Dataset content:
* begin *

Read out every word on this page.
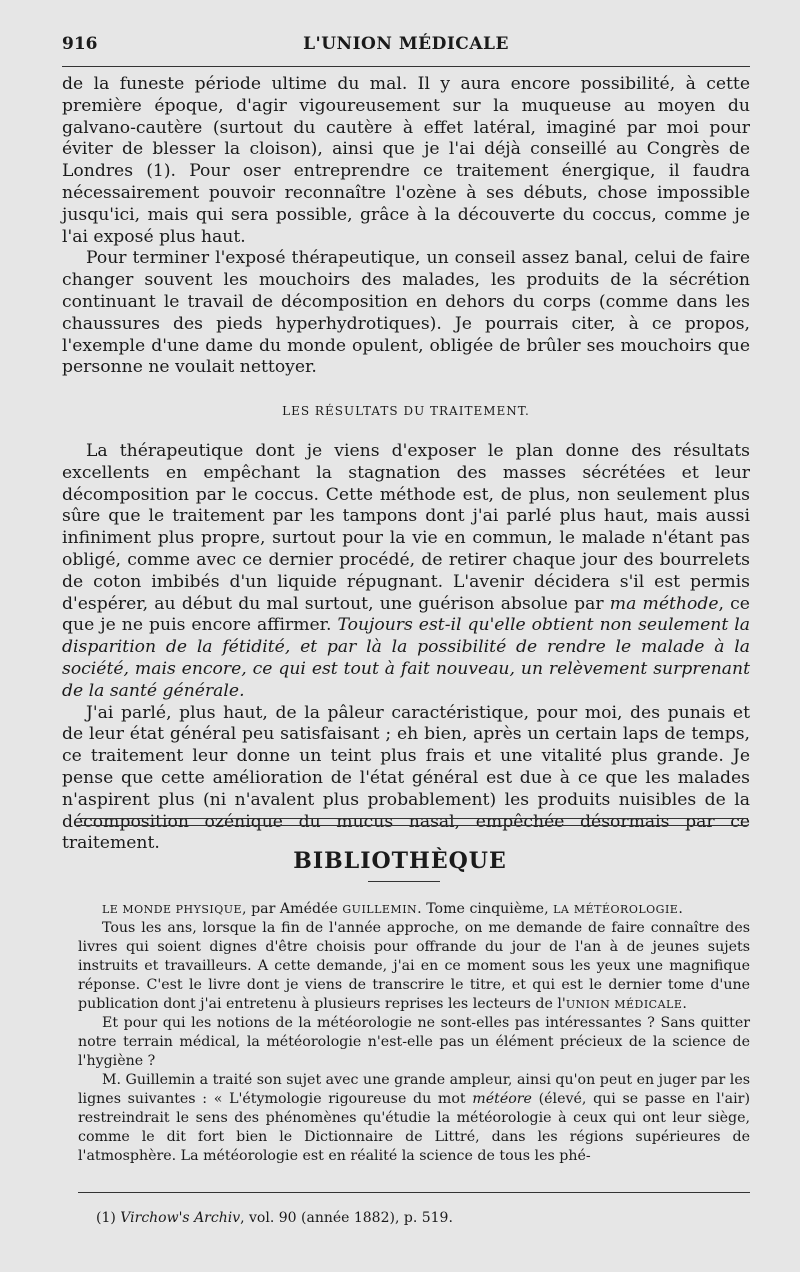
916	L'UNION MÉDICALE

de la funeste période ultime du mal. Il y aura encore possibilité, à cette première époque, d'agir vigoureusement sur la muqueuse au moyen du galvano-cautère (surtout du cautère à effet latéral, imaginé par moi pour éviter de blesser la cloison), ainsi que je l'ai déjà conseillé au Congrès de Londres (1). Pour oser entreprendre ce traitement énergique, il faudra nécessairement pouvoir reconnaître l'ozène à ses débuts, chose impossible jusqu'ici, mais qui sera possible, grâce à la découverte du coccus, comme je l'ai exposé plus haut.

Pour terminer l'exposé thérapeutique, un conseil assez banal, celui de faire changer souvent les mouchoirs des malades, les produits de la sécrétion continuant le travail de décomposition en dehors du corps (comme dans les chaussures des pieds hyperhydrotiques). Je pourrais citer, à ce propos, l'exemple d'une dame du monde opulent, obligée de brûler ses mouchoirs que personne ne voulait nettoyer.

LES RÉSULTATS DU TRAITEMENT.

La thérapeutique dont je viens d'exposer le plan donne des résultats excellents en empêchant la stagnation des masses sécrétées et leur décomposition par le coccus. Cette méthode est, de plus, non seulement plus sûre que le traitement par les tampons dont j'ai parlé plus haut, mais aussi infiniment plus propre, surtout pour la vie en commun, le malade n'étant pas obligé, comme avec ce dernier procédé, de retirer chaque jour des bourrelets de coton imbibés d'un liquide répugnant. L'avenir décidera s'il est permis d'espérer, au début du mal surtout, une guérison absolue par ma méthode, ce que je ne puis encore affirmer. Toujours est-il qu'elle obtient non seulement la disparition de la fétidité, et par là la possibilité de rendre le malade à la société, mais encore, ce qui est tout à fait nouveau, un relèvement surprenant de la santé générale.

J'ai parlé, plus haut, de la pâleur caractéristique, pour moi, des punais et de leur état général peu satisfaisant ; eh bien, après un certain laps de temps, ce traitement leur donne un teint plus frais et une vitalité plus grande. Je pense que cette amélioration de l'état général est due à ce que les malades n'aspirent plus (ni n'avalent plus probablement) les produits nuisibles de la décomposition ozénique du mucus nasal, empêchée désormais par ce traitement.

BIBLIOTHÈQUE

LE MONDE PHYSIQUE, par Amédée GUILLEMIN. Tome cinquième, LA MÉTÉOROLOGIE.

Tous les ans, lorsque la fin de l'année approche, on me demande de faire connaître des livres qui soient dignes d'être choisis pour offrande du jour de l'an à de jeunes sujets instruits et travailleurs. A cette demande, j'ai en ce moment sous les yeux une magnifique réponse. C'est le livre dont je viens de transcrire le titre, et qui est le dernier tome d'une publication dont j'ai entretenu à plusieurs reprises les lecteurs de l'UNION MÉDICALE.

Et pour qui les notions de la météorologie ne sont-elles pas intéressantes ? Sans quitter notre terrain médical, la météorologie n'est-elle pas un élément précieux de la science de l'hygiène ?

M. Guillemin a traité son sujet avec une grande ampleur, ainsi qu'on peut en juger par les lignes suivantes : « L'étymologie rigoureuse du mot météore (élevé, qui se passe en l'air) restreindrait le sens des phénomènes qu'étudie la météorologie à ceux qui ont leur siège, comme le dit fort bien le Dictionnaire de Littré, dans les régions supérieures de l'atmosphère. La météorologie est en réalité la science de tous les phé-

(1) Virchow's Archiv, vol. 90 (année 1882), p. 519.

* end *

Repeat each entry precisely as it appears. Leave the pictures out.

Read out every word on this page.
916	L'UNION MÉDICALE

de la funeste période ultime du mal. Il y aura encore possibilité, à cette première époque, d'agir vigoureusement sur la muqueuse au moyen du galvano-cautère (surtout du cautère à effet latéral, imaginé par moi pour éviter de blesser la cloison), ainsi que je l'ai déjà conseillé au Congrès de Londres (1). Pour oser entreprendre ce traitement énergique, il faudra nécessairement pouvoir reconnaître l'ozène à ses débuts, chose impossible jusqu'ici, mais qui sera possible, grâce à la découverte du coccus, comme je l'ai exposé plus haut.

Pour terminer l'exposé thérapeutique, un conseil assez banal, celui de faire changer souvent les mouchoirs des malades, les produits de la sécrétion continuant le travail de décomposition en dehors du corps (comme dans les chaussures des pieds hyperhydrotiques). Je pourrais citer, à ce propos, l'exemple d'une dame du monde opulent, obligée de brûler ses mouchoirs que personne ne voulait nettoyer.

LES RÉSULTATS DU TRAITEMENT.

La thérapeutique dont je viens d'exposer le plan donne des résultats excellents en empêchant la stagnation des masses sécrétées et leur décomposition par le coccus. Cette méthode est, de plus, non seulement plus sûre que le traitement par les tampons dont j'ai parlé plus haut, mais aussi infiniment plus propre, surtout pour la vie en commun, le malade n'étant pas obligé, comme avec ce dernier procédé, de retirer chaque jour des bourrelets de coton imbibés d'un liquide répugnant. L'avenir décidera s'il est permis d'espérer, au début du mal surtout, une guérison absolue par ma méthode, ce que je ne puis encore affirmer. Toujours est-il qu'elle obtient non seulement la disparition de la fétidité, et par là la possibilité de rendre le malade à la société, mais encore, ce qui est tout à fait nouveau, un relèvement surprenant de la santé générale.

J'ai parlé, plus haut, de la pâleur caractéristique, pour moi, des punais et de leur état général peu satisfaisant ; eh bien, après un certain laps de temps, ce traitement leur donne un teint plus frais et une vitalité plus grande. Je pense que cette amélioration de l'état général est due à ce que les malades n'aspirent plus (ni n'avalent plus probablement) les produits nuisibles de la décomposition ozénique du mucus nasal, empêchée désormais par ce traitement.

BIBLIOTHÈQUE

LE MONDE PHYSIQUE, par Amédée GUILLEMIN. Tome cinquième, LA MÉTÉOROLOGIE.

Tous les ans, lorsque la fin de l'année approche, on me demande de faire connaître des livres qui soient dignes d'être choisis pour offrande du jour de l'an à de jeunes sujets instruits et travailleurs. A cette demande, j'ai en ce moment sous les yeux une magnifique réponse. C'est le livre dont je viens de transcrire le titre, et qui est le dernier tome d'une publication dont j'ai entretenu à plusieurs reprises les lecteurs de l'UNION MÉDICALE.

Et pour qui les notions de la météorologie ne sont-elles pas intéressantes ? Sans quitter notre terrain médical, la météorologie n'est-elle pas un élément précieux de la science de l'hygiène ?

M. Guillemin a traité son sujet avec une grande ampleur, ainsi qu'on peut en juger par les lignes suivantes : « L'étymologie rigoureuse du mot météore (élevé, qui se passe en l'air) restreindrait le sens des phénomènes qu'étudie la météorologie à ceux qui ont leur siège, comme le dit fort bien le Dictionnaire de Littré, dans les régions supérieures de l'atmosphère. La météorologie est en réalité la science de tous les phé-

(1) Virchow's Archiv, vol. 90 (année 1882), p. 519.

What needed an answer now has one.